Print all of the data exactly as written.

☆ ☆ ☆ ☆ ☆

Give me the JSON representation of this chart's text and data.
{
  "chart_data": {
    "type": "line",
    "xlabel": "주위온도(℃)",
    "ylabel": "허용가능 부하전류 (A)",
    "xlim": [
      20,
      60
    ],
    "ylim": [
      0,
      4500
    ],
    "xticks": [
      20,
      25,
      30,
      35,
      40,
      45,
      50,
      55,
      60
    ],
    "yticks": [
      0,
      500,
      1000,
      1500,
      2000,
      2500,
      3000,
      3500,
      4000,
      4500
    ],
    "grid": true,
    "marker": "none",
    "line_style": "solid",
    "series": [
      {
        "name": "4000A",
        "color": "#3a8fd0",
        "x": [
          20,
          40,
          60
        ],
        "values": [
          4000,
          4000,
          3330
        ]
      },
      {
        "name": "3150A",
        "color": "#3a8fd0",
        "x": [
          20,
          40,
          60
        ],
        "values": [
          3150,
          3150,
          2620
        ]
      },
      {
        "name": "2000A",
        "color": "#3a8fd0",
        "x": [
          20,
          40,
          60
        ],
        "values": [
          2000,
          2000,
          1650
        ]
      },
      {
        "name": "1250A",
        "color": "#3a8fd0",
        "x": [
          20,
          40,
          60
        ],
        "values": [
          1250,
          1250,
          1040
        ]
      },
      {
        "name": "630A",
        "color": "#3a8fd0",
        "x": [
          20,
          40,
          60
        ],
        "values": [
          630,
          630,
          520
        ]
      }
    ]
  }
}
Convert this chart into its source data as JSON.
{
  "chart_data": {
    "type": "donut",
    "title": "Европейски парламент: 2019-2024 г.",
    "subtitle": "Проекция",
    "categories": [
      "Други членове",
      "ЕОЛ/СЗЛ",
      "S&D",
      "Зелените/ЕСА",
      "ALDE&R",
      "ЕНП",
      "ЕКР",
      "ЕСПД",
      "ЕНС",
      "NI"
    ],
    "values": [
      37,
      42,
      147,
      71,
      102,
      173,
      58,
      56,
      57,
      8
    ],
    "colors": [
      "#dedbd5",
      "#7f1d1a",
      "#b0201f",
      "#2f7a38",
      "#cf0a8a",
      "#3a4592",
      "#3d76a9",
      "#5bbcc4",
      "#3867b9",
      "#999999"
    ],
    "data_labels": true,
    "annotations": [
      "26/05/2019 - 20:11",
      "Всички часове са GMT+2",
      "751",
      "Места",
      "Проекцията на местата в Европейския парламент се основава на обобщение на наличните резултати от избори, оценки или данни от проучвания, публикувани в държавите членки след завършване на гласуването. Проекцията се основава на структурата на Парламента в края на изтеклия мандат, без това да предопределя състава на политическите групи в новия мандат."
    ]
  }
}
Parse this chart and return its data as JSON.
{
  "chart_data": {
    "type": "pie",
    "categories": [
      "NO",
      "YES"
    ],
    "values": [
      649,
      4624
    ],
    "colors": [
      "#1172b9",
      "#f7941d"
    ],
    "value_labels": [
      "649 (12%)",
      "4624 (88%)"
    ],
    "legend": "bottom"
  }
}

☆ ☆ ☆ ☆ ☆

- Solution to this problem -
Give me the JSON representation of this chart's text and data.
{
  "chart_data": {
    "type": "line",
    "xlabel": "주위온도(℃)",
    "ylabel": "허용가능 부하전류 (A)",
    "xlim": [
      20,
      60
    ],
    "ylim": [
      0,
      4500
    ],
    "xticks": [
      20,
      25,
      30,
      35,
      40,
      45,
      50,
      55,
      60
    ],
    "yticks": [
      0,
      500,
      1000,
      1500,
      2000,
      2500,
      3000,
      3500,
      4000,
      4500
    ],
    "grid": true,
    "marker": "none",
    "line_style": "solid",
    "series": [
      {
        "name": "4000A",
        "color": "#3a8fd0",
        "x": [
          20,
          40,
          60
        ],
        "values": [
          4000,
          4000,
          3330
        ]
      },
      {
        "name": "3150A",
        "color": "#3a8fd0",
        "x": [
          20,
          40,
          60
        ],
        "values": [
          3150,
          3150,
          2620
        ]
      },
      {
        "name": "2000A",
        "color": "#3a8fd0",
        "x": [
          20,
          40,
          60
        ],
        "values": [
          2000,
          2000,
          1650
        ]
      },
      {
        "name": "1250A",
        "color": "#3a8fd0",
        "x": [
          20,
          40,
          60
        ],
        "values": [
          1250,
          1250,
          1040
        ]
      },
      {
        "name": "630A",
        "color": "#3a8fd0",
        "x": [
          20,
          40,
          60
        ],
        "values": [
          630,
          630,
          520
        ]
      }
    ]
  }
}
Convert this chart into its source data as JSON.
{
  "chart_data": {
    "type": "donut",
    "title": "Европейски парламент: 2019-2024 г.",
    "subtitle": "Проекция",
    "categories": [
      "Други членове",
      "ЕОЛ/СЗЛ",
      "S&D",
      "Зелените/ЕСА",
      "ALDE&R",
      "ЕНП",
      "ЕКР",
      "ЕСПД",
      "ЕНС",
      "NI"
    ],
    "values": [
      37,
      42,
      147,
      71,
      102,
      173,
      58,
      56,
      57,
      8
    ],
    "colors": [
      "#dedbd5",
      "#7f1d1a",
      "#b0201f",
      "#2f7a38",
      "#cf0a8a",
      "#3a4592",
      "#3d76a9",
      "#5bbcc4",
      "#3867b9",
      "#999999"
    ],
    "data_labels": true,
    "annotations": [
      "26/05/2019 - 20:11",
      "Всички часове са GMT+2",
      "751",
      "Места",
      "Проекцията на местата в Европейския парламент се основава на обобщение на наличните резултати от избори, оценки или данни от проучвания, публикувани в държавите членки след завършване на гласуването. Проекцията се основава на структурата на Парламента в края на изтеклия мандат, без това да предопределя състава на политическите групи в новия мандат."
    ]
  }
}
Parse this chart and return its data as JSON.
{
  "chart_data": {
    "type": "pie",
    "categories": [
      "NO",
      "YES"
    ],
    "values": [
      649,
      4624
    ],
    "colors": [
      "#1172b9",
      "#f7941d"
    ],
    "value_labels": [
      "649 (12%)",
      "4624 (88%)"
    ],
    "legend": "bottom"
  }
}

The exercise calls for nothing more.